Reproduce the records. Keep every word exact and include no images.

Records about charts and figures
— begin —

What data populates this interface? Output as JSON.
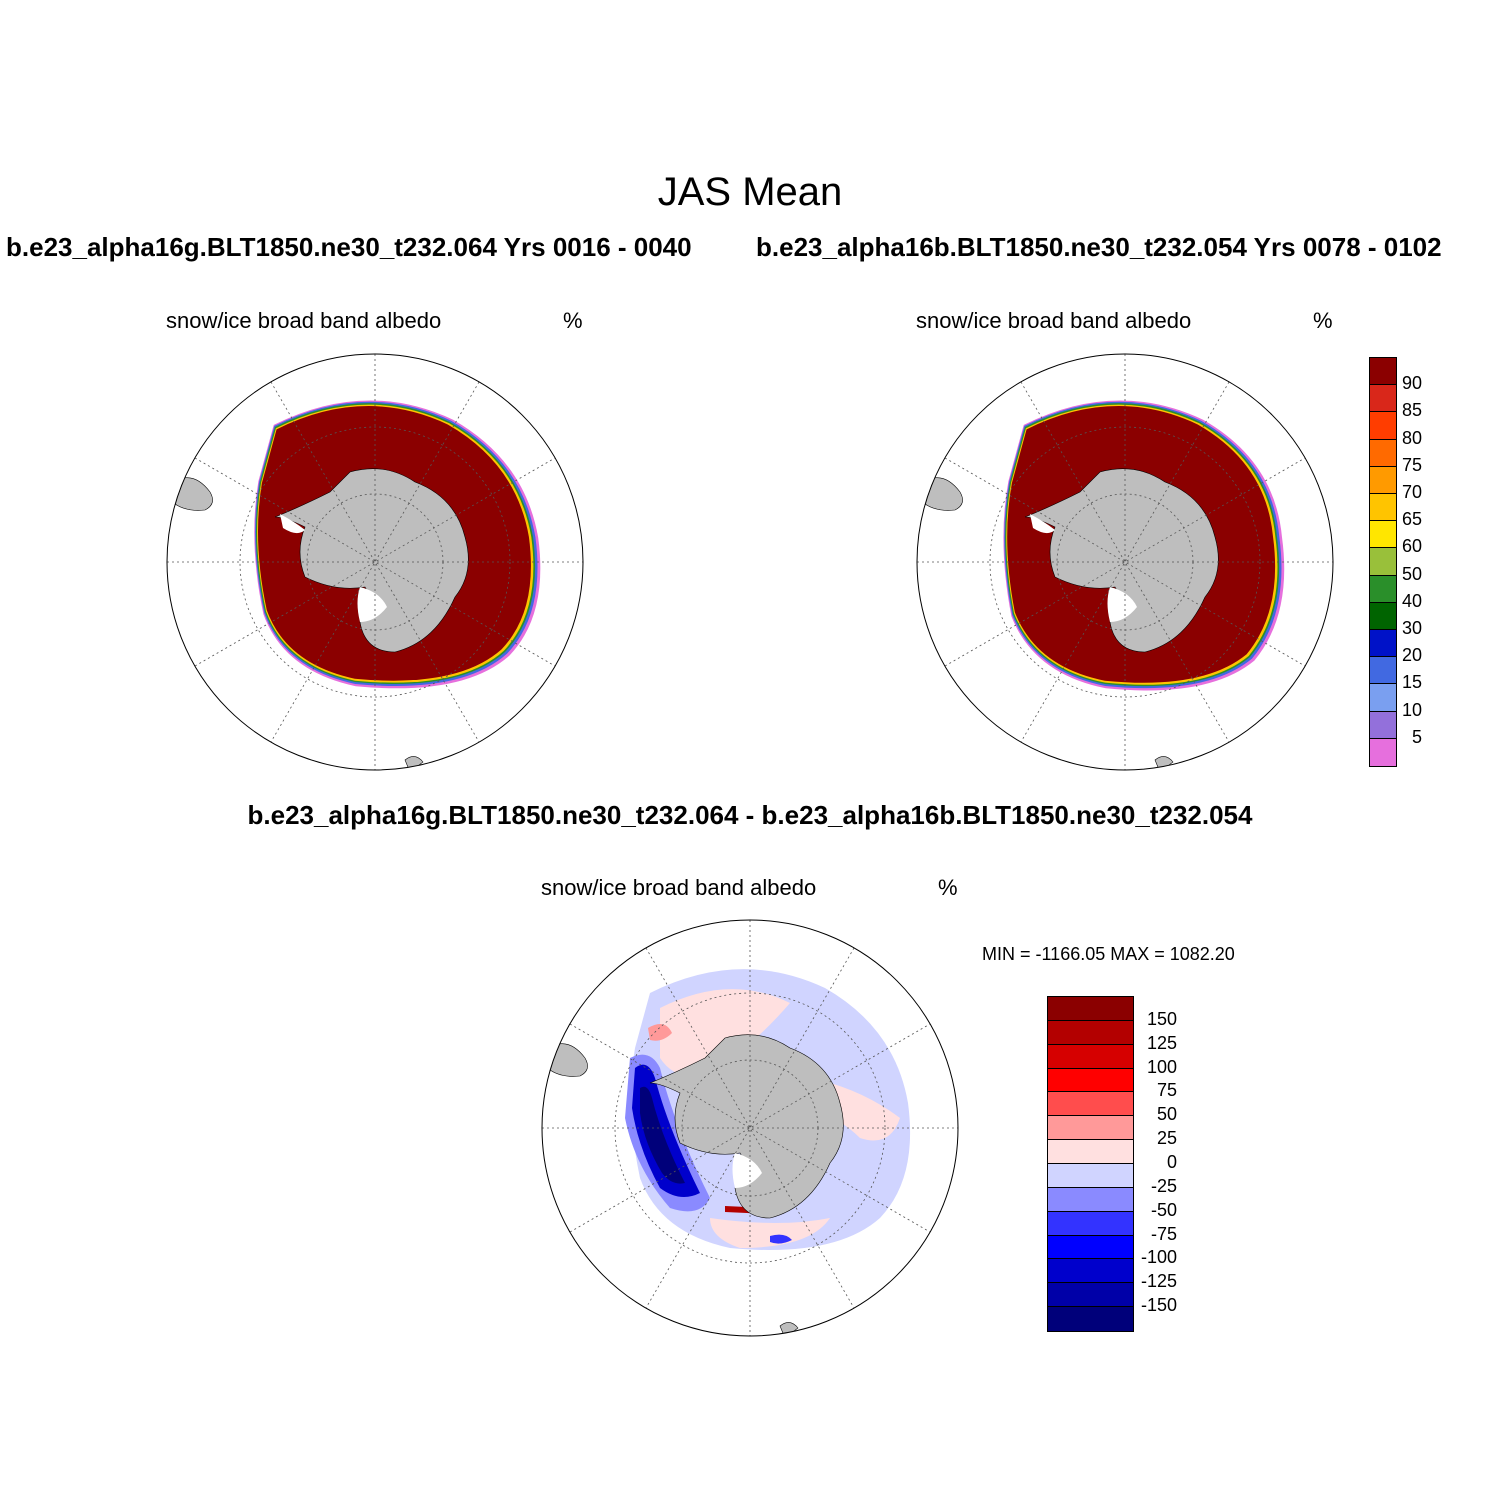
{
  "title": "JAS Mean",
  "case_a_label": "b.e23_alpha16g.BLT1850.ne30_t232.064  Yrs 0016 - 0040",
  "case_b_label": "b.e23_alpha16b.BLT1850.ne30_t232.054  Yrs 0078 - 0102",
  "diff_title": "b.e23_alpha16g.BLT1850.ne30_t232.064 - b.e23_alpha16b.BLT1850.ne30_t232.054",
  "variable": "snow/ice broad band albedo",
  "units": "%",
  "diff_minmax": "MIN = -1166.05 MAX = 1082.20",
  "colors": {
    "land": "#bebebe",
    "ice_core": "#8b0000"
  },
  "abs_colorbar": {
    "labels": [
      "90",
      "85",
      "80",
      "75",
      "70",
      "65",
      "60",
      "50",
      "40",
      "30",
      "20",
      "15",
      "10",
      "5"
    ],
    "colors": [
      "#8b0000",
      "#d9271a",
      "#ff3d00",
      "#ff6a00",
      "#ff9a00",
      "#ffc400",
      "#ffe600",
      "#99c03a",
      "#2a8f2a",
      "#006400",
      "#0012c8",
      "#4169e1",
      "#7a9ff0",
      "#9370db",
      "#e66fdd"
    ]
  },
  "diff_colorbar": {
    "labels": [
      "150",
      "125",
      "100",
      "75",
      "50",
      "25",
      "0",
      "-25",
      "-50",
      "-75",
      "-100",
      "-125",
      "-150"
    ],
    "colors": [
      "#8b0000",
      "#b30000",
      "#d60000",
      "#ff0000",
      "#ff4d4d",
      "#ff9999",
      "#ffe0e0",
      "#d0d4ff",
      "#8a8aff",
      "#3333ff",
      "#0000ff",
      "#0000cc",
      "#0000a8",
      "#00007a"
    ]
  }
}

— end —

* [EXERCISE SOLUTION]:
What data populates this interface? Output as JSON.
{
  "title": "JAS Mean",
  "case_a_label": "b.e23_alpha16g.BLT1850.ne30_t232.064  Yrs 0016 - 0040",
  "case_b_label": "b.e23_alpha16b.BLT1850.ne30_t232.054  Yrs 0078 - 0102",
  "diff_title": "b.e23_alpha16g.BLT1850.ne30_t232.064 - b.e23_alpha16b.BLT1850.ne30_t232.054",
  "variable": "snow/ice broad band albedo",
  "units": "%",
  "diff_minmax": "MIN = -1166.05 MAX = 1082.20",
  "colors": {
    "land": "#bebebe",
    "ice_core": "#8b0000"
  },
  "abs_colorbar": {
    "labels": [
      "90",
      "85",
      "80",
      "75",
      "70",
      "65",
      "60",
      "50",
      "40",
      "30",
      "20",
      "15",
      "10",
      "5"
    ],
    "colors": [
      "#8b0000",
      "#d9271a",
      "#ff3d00",
      "#ff6a00",
      "#ff9a00",
      "#ffc400",
      "#ffe600",
      "#99c03a",
      "#2a8f2a",
      "#006400",
      "#0012c8",
      "#4169e1",
      "#7a9ff0",
      "#9370db",
      "#e66fdd"
    ]
  },
  "diff_colorbar": {
    "labels": [
      "150",
      "125",
      "100",
      "75",
      "50",
      "25",
      "0",
      "-25",
      "-50",
      "-75",
      "-100",
      "-125",
      "-150"
    ],
    "colors": [
      "#8b0000",
      "#b30000",
      "#d60000",
      "#ff0000",
      "#ff4d4d",
      "#ff9999",
      "#ffe0e0",
      "#d0d4ff",
      "#8a8aff",
      "#3333ff",
      "#0000ff",
      "#0000cc",
      "#0000a8",
      "#00007a"
    ]
  }
}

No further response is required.